Source records:
________________________________________

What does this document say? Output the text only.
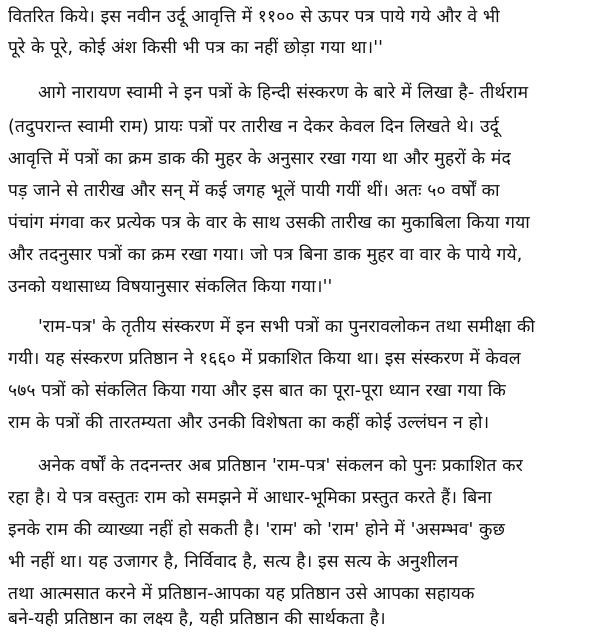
वितरित किये। इस नवीन उर्दू आवृत्ति में ११०० से ऊपर पत्र पाये गये और वे भी
पूरे के पूरे, कोई अंश किसी भी पत्र का नहीं छोड़ा गया था।''
आगे नारायण स्वामी ने इन पत्रों के हिन्दी संस्करण के बारे में लिखा है- तीर्थराम
(तदुपरान्त स्वामी राम) प्रायः पत्रों पर तारीख न देकर केवल दिन लिखते थे। उर्दू
आवृत्ति में पत्रों का क्रम डाक की मुहर के अनुसार रखा गया था और मुहरों के मंद
पड़ जाने से तारीख और सन् में कई जगह भूलें पायी गयीं थीं। अतः ५० वर्षों का
पंचांग मंगवा कर प्रत्येक पत्र के वार के साथ उसकी तारीख का मुकाबिला किया गया
और तदनुसार पत्रों का क्रम रखा गया। जो पत्र बिना डाक मुहर वा वार के पाये गये,
उनको यथासाध्य विषयानुसार संकलित किया गया।''
'राम-पत्र' के तृतीय संस्करण में इन सभी पत्रों का पुनरावलोकन तथा समीक्षा की
गयी। यह संस्करण प्रतिष्ठान ने १६६० में प्रकाशित किया था। इस संस्करण में केवल
५७५ पत्रों को संकलित किया गया और इस बात का पूरा-पूरा ध्यान रखा गया कि
राम के पत्रों की तारतम्यता और उनकी विशेषता का कहीं कोई उल्लंघन न हो।
अनेक वर्षों के तदनन्तर अब प्रतिष्ठान 'राम-पत्र' संकलन को पुनः प्रकाशित कर
रहा है। ये पत्र वस्तुतः राम को समझने में आधार-भूमिका प्रस्तुत करते हैं। बिना
इनके राम की व्याख्या नहीं हो सकती है। 'राम' को 'राम' होने में 'असम्भव' कुछ
भी नहीं था। यह उजागर है, निर्विवाद है, सत्य है। इस सत्य के अनुशीलन
तथा आत्मसात करने में प्रतिष्ठान-आपका यह प्रतिष्ठान उसे आपका सहायक
बने-यही प्रतिष्ठान का लक्ष्य है, यही प्रतिष्ठान की सार्थकता है।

________________________________________

Pictures are excluded; output everything else in the data verbatim.

Task result:
What does this document say? Output the text only.
वितरित किये। इस नवीन उर्दू आवृत्ति में ११०० से ऊपर पत्र पाये गये और वे भी
पूरे के पूरे, कोई अंश किसी भी पत्र का नहीं छोड़ा गया था।''
आगे नारायण स्वामी ने इन पत्रों के हिन्दी संस्करण के बारे में लिखा है- तीर्थराम
(तदुपरान्त स्वामी राम) प्रायः पत्रों पर तारीख न देकर केवल दिन लिखते थे। उर्दू
आवृत्ति में पत्रों का क्रम डाक की मुहर के अनुसार रखा गया था और मुहरों के मंद
पड़ जाने से तारीख और सन् में कई जगह भूलें पायी गयीं थीं। अतः ५० वर्षों का
पंचांग मंगवा कर प्रत्येक पत्र के वार के साथ उसकी तारीख का मुकाबिला किया गया
और तदनुसार पत्रों का क्रम रखा गया। जो पत्र बिना डाक मुहर वा वार के पाये गये,
उनको यथासाध्य विषयानुसार संकलित किया गया।''
'राम-पत्र' के तृतीय संस्करण में इन सभी पत्रों का पुनरावलोकन तथा समीक्षा की
गयी। यह संस्करण प्रतिष्ठान ने १६६० में प्रकाशित किया था। इस संस्करण में केवल
५७५ पत्रों को संकलित किया गया और इस बात का पूरा-पूरा ध्यान रखा गया कि
राम के पत्रों की तारतम्यता और उनकी विशेषता का कहीं कोई उल्लंघन न हो।
अनेक वर्षों के तदनन्तर अब प्रतिष्ठान 'राम-पत्र' संकलन को पुनः प्रकाशित कर
रहा है। ये पत्र वस्तुतः राम को समझने में आधार-भूमिका प्रस्तुत करते हैं। बिना
इनके राम की व्याख्या नहीं हो सकती है। 'राम' को 'राम' होने में 'असम्भव' कुछ
भी नहीं था। यह उजागर है, निर्विवाद है, सत्य है। इस सत्य के अनुशीलन
तथा आत्मसात करने में प्रतिष्ठान-आपका यह प्रतिष्ठान उसे आपका सहायक
बने-यही प्रतिष्ठान का लक्ष्य है, यही प्रतिष्ठान की सार्थकता है।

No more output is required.